▶ [Listing]
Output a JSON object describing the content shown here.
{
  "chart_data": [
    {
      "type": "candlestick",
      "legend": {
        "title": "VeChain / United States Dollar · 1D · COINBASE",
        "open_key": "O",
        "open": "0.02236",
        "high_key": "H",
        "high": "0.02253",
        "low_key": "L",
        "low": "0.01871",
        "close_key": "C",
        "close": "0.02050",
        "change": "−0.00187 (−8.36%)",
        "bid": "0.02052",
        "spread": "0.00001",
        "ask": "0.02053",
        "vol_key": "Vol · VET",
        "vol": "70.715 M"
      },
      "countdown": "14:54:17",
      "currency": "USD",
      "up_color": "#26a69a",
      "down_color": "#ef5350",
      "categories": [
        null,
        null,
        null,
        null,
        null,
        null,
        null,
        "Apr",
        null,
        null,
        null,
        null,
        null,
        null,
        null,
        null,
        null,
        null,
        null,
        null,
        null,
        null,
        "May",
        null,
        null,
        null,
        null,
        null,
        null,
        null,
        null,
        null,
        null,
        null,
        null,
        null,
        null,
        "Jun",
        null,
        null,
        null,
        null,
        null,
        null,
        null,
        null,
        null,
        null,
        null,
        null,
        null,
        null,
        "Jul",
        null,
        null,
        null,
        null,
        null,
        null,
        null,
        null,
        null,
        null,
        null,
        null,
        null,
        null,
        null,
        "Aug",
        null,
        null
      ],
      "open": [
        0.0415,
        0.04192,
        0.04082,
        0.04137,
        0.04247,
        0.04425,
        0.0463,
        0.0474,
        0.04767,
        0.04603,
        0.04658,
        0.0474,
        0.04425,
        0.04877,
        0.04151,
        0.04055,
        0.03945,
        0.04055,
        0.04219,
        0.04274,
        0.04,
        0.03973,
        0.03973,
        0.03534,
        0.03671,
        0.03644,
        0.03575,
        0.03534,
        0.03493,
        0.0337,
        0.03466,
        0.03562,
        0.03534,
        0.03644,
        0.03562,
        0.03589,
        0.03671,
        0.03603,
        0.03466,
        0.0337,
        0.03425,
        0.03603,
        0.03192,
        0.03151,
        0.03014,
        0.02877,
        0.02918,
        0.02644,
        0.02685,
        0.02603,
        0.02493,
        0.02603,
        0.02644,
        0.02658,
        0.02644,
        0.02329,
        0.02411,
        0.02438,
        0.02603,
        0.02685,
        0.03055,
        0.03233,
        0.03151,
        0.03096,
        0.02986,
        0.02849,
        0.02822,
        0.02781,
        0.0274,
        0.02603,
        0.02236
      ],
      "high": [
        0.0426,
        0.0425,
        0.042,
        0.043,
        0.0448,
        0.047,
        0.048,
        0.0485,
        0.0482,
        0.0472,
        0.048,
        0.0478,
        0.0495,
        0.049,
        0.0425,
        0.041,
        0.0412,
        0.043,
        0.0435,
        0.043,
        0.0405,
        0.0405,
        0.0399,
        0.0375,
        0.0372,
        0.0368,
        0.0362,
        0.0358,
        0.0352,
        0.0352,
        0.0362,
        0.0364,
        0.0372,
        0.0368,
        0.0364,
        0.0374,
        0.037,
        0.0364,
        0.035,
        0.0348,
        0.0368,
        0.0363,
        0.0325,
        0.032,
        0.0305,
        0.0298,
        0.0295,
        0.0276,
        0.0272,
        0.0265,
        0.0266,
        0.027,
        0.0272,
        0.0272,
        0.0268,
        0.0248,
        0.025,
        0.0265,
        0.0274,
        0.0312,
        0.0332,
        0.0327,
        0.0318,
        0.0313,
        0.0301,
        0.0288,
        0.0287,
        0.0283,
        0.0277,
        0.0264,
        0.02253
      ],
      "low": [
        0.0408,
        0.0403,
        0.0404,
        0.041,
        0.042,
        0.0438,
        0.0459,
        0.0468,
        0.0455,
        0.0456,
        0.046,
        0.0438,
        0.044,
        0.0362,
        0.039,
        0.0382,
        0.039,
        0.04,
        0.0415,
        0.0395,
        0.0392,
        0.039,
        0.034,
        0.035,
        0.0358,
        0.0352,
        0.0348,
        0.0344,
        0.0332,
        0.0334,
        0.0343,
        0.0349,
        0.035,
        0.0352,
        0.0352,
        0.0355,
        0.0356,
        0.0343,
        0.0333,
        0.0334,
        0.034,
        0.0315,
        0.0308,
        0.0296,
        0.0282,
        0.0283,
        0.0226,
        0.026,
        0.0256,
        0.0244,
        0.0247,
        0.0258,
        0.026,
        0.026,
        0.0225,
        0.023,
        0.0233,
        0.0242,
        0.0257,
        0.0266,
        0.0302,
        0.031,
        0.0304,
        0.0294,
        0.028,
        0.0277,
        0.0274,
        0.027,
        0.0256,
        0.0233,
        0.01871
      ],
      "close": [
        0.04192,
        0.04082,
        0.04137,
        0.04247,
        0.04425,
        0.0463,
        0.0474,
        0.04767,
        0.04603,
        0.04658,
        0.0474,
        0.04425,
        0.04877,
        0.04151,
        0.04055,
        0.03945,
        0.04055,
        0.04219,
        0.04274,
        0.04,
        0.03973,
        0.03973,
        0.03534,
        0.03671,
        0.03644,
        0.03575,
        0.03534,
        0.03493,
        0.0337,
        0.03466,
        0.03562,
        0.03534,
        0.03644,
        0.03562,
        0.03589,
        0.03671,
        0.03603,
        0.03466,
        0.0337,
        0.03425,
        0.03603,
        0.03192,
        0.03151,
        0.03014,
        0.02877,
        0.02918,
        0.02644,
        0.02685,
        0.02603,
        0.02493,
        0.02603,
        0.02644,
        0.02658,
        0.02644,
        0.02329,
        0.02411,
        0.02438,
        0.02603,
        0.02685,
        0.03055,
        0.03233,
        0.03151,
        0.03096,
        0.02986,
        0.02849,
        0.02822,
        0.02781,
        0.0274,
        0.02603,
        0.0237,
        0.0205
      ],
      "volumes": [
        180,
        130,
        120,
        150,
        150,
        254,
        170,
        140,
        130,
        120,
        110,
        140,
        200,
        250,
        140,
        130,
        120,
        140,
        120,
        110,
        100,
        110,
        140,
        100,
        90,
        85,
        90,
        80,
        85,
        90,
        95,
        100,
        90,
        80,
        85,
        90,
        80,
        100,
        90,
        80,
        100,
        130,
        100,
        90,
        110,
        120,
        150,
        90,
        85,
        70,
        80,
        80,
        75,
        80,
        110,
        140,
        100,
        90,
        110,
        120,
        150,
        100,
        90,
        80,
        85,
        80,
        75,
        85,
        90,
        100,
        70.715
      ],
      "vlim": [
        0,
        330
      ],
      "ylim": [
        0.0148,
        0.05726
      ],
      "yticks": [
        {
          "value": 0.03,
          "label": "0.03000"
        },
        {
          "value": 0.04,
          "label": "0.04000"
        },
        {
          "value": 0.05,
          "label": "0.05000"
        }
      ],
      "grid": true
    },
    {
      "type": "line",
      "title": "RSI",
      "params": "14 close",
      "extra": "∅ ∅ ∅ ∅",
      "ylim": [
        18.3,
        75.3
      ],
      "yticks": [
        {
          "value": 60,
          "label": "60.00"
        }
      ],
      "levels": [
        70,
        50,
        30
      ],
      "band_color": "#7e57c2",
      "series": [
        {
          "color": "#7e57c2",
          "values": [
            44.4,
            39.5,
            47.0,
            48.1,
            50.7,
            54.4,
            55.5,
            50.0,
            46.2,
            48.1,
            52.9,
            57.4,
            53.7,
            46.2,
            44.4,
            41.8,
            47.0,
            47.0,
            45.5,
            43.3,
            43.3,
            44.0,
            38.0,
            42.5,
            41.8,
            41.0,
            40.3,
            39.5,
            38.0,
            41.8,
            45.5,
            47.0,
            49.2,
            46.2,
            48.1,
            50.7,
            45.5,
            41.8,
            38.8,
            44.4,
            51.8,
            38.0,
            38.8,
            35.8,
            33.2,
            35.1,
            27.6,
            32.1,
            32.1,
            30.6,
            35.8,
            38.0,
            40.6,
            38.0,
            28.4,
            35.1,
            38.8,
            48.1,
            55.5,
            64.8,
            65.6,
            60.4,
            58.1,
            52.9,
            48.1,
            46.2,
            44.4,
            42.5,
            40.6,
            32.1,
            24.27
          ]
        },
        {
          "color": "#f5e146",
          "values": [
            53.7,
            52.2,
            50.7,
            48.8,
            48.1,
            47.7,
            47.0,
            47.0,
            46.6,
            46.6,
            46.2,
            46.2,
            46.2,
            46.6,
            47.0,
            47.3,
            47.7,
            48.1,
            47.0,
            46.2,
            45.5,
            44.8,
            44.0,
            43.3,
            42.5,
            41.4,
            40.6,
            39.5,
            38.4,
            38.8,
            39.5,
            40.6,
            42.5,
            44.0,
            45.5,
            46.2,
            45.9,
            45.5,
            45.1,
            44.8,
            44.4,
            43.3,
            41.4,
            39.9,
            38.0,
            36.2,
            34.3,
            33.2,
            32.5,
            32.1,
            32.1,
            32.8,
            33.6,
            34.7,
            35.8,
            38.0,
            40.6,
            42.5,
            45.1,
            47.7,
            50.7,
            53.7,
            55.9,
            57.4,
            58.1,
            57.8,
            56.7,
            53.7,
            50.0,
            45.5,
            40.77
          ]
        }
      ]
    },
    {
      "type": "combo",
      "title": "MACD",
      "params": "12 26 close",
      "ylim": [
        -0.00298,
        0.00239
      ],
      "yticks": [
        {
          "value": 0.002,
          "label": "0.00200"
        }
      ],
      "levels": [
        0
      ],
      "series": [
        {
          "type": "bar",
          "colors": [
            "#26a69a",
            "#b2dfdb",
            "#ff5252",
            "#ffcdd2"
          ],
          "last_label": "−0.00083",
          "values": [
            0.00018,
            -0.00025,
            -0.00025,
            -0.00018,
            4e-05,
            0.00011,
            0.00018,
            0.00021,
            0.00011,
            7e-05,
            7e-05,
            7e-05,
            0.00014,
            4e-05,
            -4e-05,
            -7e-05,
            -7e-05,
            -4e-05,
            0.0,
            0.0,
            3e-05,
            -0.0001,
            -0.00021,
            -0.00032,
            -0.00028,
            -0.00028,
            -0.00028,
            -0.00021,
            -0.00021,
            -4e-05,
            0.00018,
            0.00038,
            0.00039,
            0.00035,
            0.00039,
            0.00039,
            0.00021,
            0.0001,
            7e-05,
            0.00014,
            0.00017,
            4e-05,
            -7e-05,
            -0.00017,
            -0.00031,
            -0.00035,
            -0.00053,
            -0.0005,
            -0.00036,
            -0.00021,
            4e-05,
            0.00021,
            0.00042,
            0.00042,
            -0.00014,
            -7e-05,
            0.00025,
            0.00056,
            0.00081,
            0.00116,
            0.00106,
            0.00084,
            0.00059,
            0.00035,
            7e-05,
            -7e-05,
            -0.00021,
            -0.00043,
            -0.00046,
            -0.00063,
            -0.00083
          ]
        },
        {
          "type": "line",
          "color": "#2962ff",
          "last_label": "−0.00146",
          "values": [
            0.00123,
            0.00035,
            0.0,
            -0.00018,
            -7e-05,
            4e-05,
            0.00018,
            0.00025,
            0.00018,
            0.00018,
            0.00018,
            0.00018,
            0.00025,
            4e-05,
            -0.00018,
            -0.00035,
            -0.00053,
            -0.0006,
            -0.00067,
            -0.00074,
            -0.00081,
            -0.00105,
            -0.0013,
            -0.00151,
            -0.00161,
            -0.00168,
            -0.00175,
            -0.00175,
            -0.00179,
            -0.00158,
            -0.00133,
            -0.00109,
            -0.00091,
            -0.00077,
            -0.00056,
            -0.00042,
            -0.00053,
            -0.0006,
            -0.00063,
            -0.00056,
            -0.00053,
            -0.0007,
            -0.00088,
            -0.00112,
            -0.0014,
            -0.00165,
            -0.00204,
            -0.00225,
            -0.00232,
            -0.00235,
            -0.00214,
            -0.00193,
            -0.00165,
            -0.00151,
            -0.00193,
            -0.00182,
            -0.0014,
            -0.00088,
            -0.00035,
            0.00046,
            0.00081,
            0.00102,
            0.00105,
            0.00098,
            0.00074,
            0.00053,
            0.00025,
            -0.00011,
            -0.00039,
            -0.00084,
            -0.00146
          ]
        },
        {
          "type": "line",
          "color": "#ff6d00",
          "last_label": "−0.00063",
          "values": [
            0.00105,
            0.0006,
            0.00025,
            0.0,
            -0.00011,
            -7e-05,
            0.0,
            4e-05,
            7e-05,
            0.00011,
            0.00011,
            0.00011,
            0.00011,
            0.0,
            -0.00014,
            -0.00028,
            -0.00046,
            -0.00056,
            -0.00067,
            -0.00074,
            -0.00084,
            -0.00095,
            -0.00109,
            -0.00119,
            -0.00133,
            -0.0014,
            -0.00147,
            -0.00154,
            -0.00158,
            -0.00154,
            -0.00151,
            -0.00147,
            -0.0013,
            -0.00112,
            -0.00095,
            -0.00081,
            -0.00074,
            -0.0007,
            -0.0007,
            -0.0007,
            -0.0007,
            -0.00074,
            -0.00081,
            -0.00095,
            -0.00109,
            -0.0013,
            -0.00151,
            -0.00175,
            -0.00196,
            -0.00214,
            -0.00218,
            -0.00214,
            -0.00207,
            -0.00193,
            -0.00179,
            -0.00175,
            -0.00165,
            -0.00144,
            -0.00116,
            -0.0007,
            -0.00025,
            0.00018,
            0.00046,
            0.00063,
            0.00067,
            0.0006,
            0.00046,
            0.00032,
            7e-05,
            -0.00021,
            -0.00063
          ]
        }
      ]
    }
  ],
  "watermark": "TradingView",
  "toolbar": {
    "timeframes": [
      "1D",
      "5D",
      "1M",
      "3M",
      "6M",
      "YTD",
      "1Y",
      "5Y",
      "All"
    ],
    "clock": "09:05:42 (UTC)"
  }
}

▶ [Requirements] Each line that holds the word "title" is to be copied.

▶ [Task answer]
        "title": "VeChain / United States Dollar · 1D · COINBASE",
      "title": "RSI",
      "title": "MACD",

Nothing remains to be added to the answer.